### [Items from a data source]
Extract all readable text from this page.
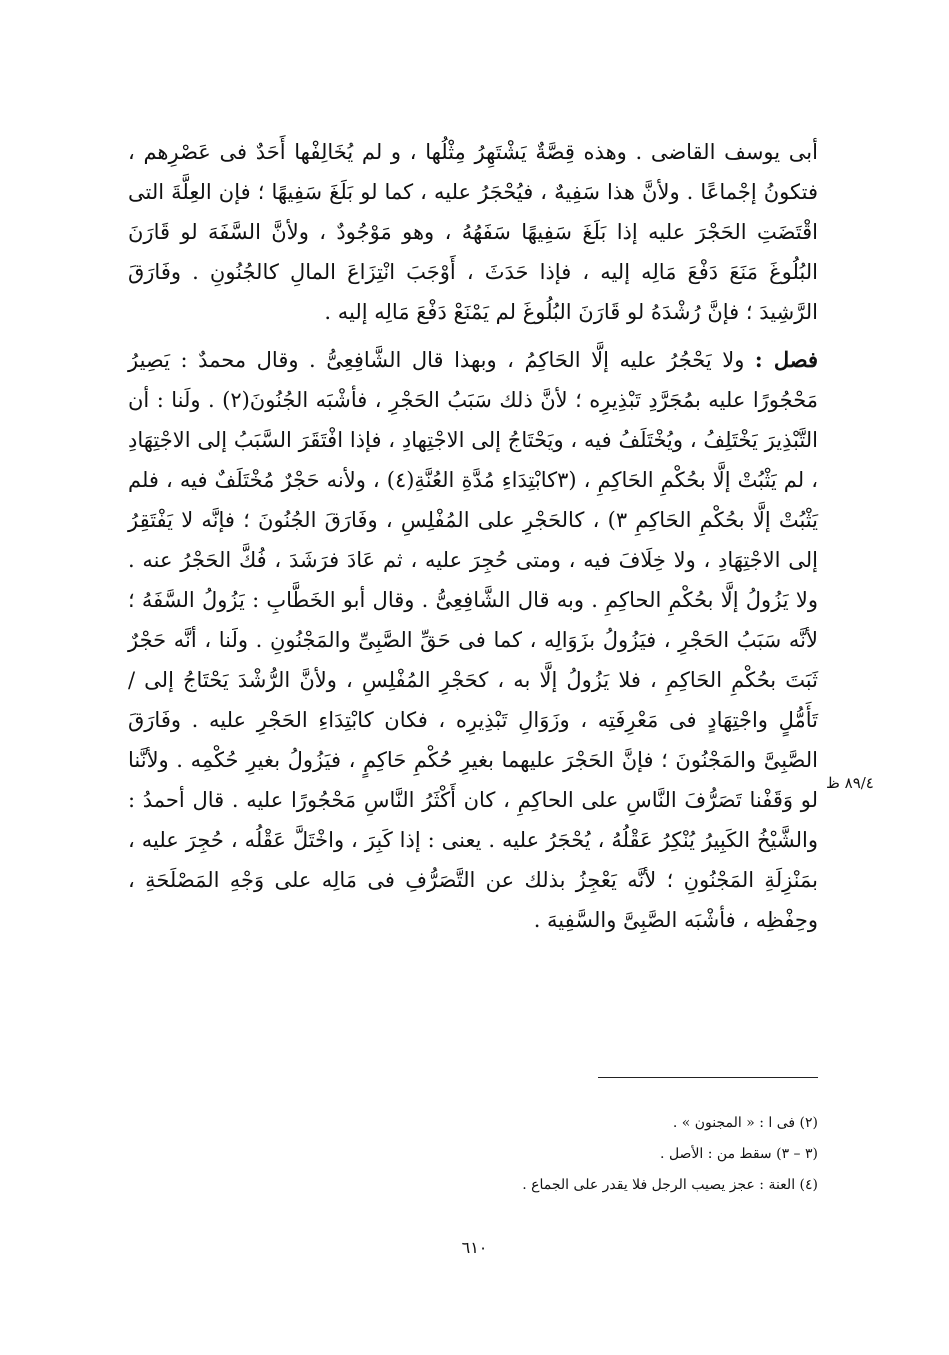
أبى يوسف القاضى . وهذه قِصَّةٌ يَشْتَهِرُ مِثْلُها ، و لم يُخَالِفْها أَحَدٌ فى عَصْرِهم ، فتكونُ إجْماعًا . ولأنَّ هذا سَفِيهٌ ، فيُحْجَرُ عليه ، كما لو بَلَغَ سَفِيهًا ؛ فإن العِلَّةَ التى اقْتَضَتِ الحَجْرَ عليه إذا بَلَغَ سَفِيهًا سَفَهُهُ ، وهو مَوْجُودٌ ، ولأنَّ السَّفَهَ لو قَارَنَ البُلُوغَ مَنَعَ دَفْعَ مَالِه إليه ، فإذا حَدَثَ ، أَوْجَبَ انْتِزَاعَ المالِ كالجُنُونِ . وفَارَقَ الرَّشِيدَ ؛ فإنَّ رُشْدَهُ لو قَارَنَ البُلُوغَ لم يَمْنَعْ دَفْعَ مَالِه إليه .

فصل : ولا يَحْجُرُ عليه إلَّا الحَاكِمُ ، وبهذا قال الشَّافِعِىُّ . وقال محمدٌ : يَصِيرُ مَحْجُورًا عليه بمُجَرَّدِ تَبْذِيرِه ؛ لأنَّ ذلك سَبَبُ الحَجْرِ ، فأشْبَه الجُنُونَ(٢) . ولَنا : أن التَّبْذِيرَ يَخْتَلِفُ ، ويُخْتَلَفُ فيه ، ويَحْتَاجُ إلى الاجْتِهادِ ، فإذا افْتَقَرَ السَّبَبُ إلى الاجْتِهَادِ ، لم يَثْبُتْ إلَّا بحُكْمِ الحَاكِمِ ، (٣كابْتِدَاءِ مُدَّةِ العُنَّةِ(٤) ، ولأنه حَجْرٌ مُخْتَلَفٌ فيه ، فلم يَثْبُتْ إلَّا بحُكْمِ الحَاكِمِ ٣) ، كالحَجْرِ على المُفْلِسِ ، وفَارَقَ الجُنُونَ ؛ فإنَّه لا يَفْتَقِرُ إلى الاجْتِهَادِ ، ولا خِلَافَ فيه ، ومتى حُجِرَ عليه ، ثم عَادَ فرَشَدَ ، فُكَّ الحَجْرُ عنه . ولا يَزُولُ إلَّا بحُكْمِ الحاكِمِ . وبه قال الشَّافِعِىُّ . وقال أبو الخَطَّابِ : يَزُولُ السَّفَهُ ؛ لأنَّه سَبَبُ الحَجْرِ ، فيَزُولُ بزَوَالِه ، كما فى حَقِّ الصَّبِىِّ والمَجْنُونِ . ولَنا ، أنَّه حَجْرٌ ثَبَتَ بحُكْمِ الحَاكِمِ ، فلا يَزُولُ إلَّا به ، كحَجْرِ المُفْلِسِ ، ولأنَّ الرُّشْدَ يَحْتَاجُ إلى / تَأَمُّلٍ واجْتِهَادٍ فى مَعْرِفَتِه ، وزَوَالِ تَبْذِيرِه ، فكان كابْتِدَاءِ الحَجْرِ عليه . وفَارَقَ الصَّبِىَّ والمَجْنُونَ ؛ فإنَّ الحَجْرَ عليهما بغيرِ حُكْمِ حَاكِمٍ ، فيَزُولُ بغيرِ حُكْمِه . ولأنَّنا لو وَقَفْنا تَصَرُّفَ النَّاسِ على الحاكِمِ ، كان أَكْثَرُ النَّاسِ مَحْجُورًا عليه . قال أحمدُ : والشَّيْخُ الكَبِيرُ يُنْكِرُ عَقْلُهُ ، يُحْجَرُ عليه . يعنى : إذا كَبِرَ ، واخْتَلَّ عَقْلُه ، حُجِرَ عليه ، بمَنْزِلَةِ المَجْنُونِ ؛ لأنَّه يَعْجِزُ بذلك عن التَّصَرُّفِ فى مَالِه على وَجْهِ المَصْلَحَةِ ، وحِفْظِه ، فأشْبَه الصَّبِىَّ والسَّفِيهَ .

٨٩/٤ ظ
(٢) فى ا : « المجنون » .
(٣ – ٣) سقط من : الأصل .
(٤) العنة : عجز يصيب الرجل فلا يقدر على الجماع .
٦١٠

### [TASK GOAL]
Every record gets retyped exactly; no picture goes into the copy.

### [REPLY]
Extract all readable text from this page.
أبى يوسف القاضى . وهذه قِصَّةٌ يَشْتَهِرُ مِثْلُها ، و لم يُخَالِفْها أَحَدٌ فى عَصْرِهم ، فتكونُ إجْماعًا . ولأنَّ هذا سَفِيهٌ ، فيُحْجَرُ عليه ، كما لو بَلَغَ سَفِيهًا ؛ فإن العِلَّةَ التى اقْتَضَتِ الحَجْرَ عليه إذا بَلَغَ سَفِيهًا سَفَهُهُ ، وهو مَوْجُودٌ ، ولأنَّ السَّفَهَ لو قَارَنَ البُلُوغَ مَنَعَ دَفْعَ مَالِه إليه ، فإذا حَدَثَ ، أَوْجَبَ انْتِزَاعَ المالِ كالجُنُونِ . وفَارَقَ الرَّشِيدَ ؛ فإنَّ رُشْدَهُ لو قَارَنَ البُلُوغَ لم يَمْنَعْ دَفْعَ مَالِه إليه .

فصل : ولا يَحْجُرُ عليه إلَّا الحَاكِمُ ، وبهذا قال الشَّافِعِىُّ . وقال محمدٌ : يَصِيرُ مَحْجُورًا عليه بمُجَرَّدِ تَبْذِيرِه ؛ لأنَّ ذلك سَبَبُ الحَجْرِ ، فأشْبَه الجُنُونَ(٢) . ولَنا : أن التَّبْذِيرَ يَخْتَلِفُ ، ويُخْتَلَفُ فيه ، ويَحْتَاجُ إلى الاجْتِهادِ ، فإذا افْتَقَرَ السَّبَبُ إلى الاجْتِهَادِ ، لم يَثْبُتْ إلَّا بحُكْمِ الحَاكِمِ ، (٣كابْتِدَاءِ مُدَّةِ العُنَّةِ(٤) ، ولأنه حَجْرٌ مُخْتَلَفٌ فيه ، فلم يَثْبُتْ إلَّا بحُكْمِ الحَاكِمِ ٣) ، كالحَجْرِ على المُفْلِسِ ، وفَارَقَ الجُنُونَ ؛ فإنَّه لا يَفْتَقِرُ إلى الاجْتِهَادِ ، ولا خِلَافَ فيه ، ومتى حُجِرَ عليه ، ثم عَادَ فرَشَدَ ، فُكَّ الحَجْرُ عنه . ولا يَزُولُ إلَّا بحُكْمِ الحاكِمِ . وبه قال الشَّافِعِىُّ . وقال أبو الخَطَّابِ : يَزُولُ السَّفَهُ ؛ لأنَّه سَبَبُ الحَجْرِ ، فيَزُولُ بزَوَالِه ، كما فى حَقِّ الصَّبِىِّ والمَجْنُونِ . ولَنا ، أنَّه حَجْرٌ ثَبَتَ بحُكْمِ الحَاكِمِ ، فلا يَزُولُ إلَّا به ، كحَجْرِ المُفْلِسِ ، ولأنَّ الرُّشْدَ يَحْتَاجُ إلى / تَأَمُّلٍ واجْتِهَادٍ فى مَعْرِفَتِه ، وزَوَالِ تَبْذِيرِه ، فكان كابْتِدَاءِ الحَجْرِ عليه . وفَارَقَ الصَّبِىَّ والمَجْنُونَ ؛ فإنَّ الحَجْرَ عليهما بغيرِ حُكْمِ حَاكِمٍ ، فيَزُولُ بغيرِ حُكْمِه . ولأنَّنا لو وَقَفْنا تَصَرُّفَ النَّاسِ على الحاكِمِ ، كان أَكْثَرُ النَّاسِ مَحْجُورًا عليه . قال أحمدُ : والشَّيْخُ الكَبِيرُ يُنْكِرُ عَقْلُهُ ، يُحْجَرُ عليه . يعنى : إذا كَبِرَ ، واخْتَلَّ عَقْلُه ، حُجِرَ عليه ، بمَنْزِلَةِ المَجْنُونِ ؛ لأنَّه يَعْجِزُ بذلك عن التَّصَرُّفِ فى مَالِه على وَجْهِ المَصْلَحَةِ ، وحِفْظِه ، فأشْبَه الصَّبِىَّ والسَّفِيهَ .

٨٩/٤ ظ
(٢) فى ا : « المجنون » .
(٣ – ٣) سقط من : الأصل .
(٤) العنة : عجز يصيب الرجل فلا يقدر على الجماع .
٦١٠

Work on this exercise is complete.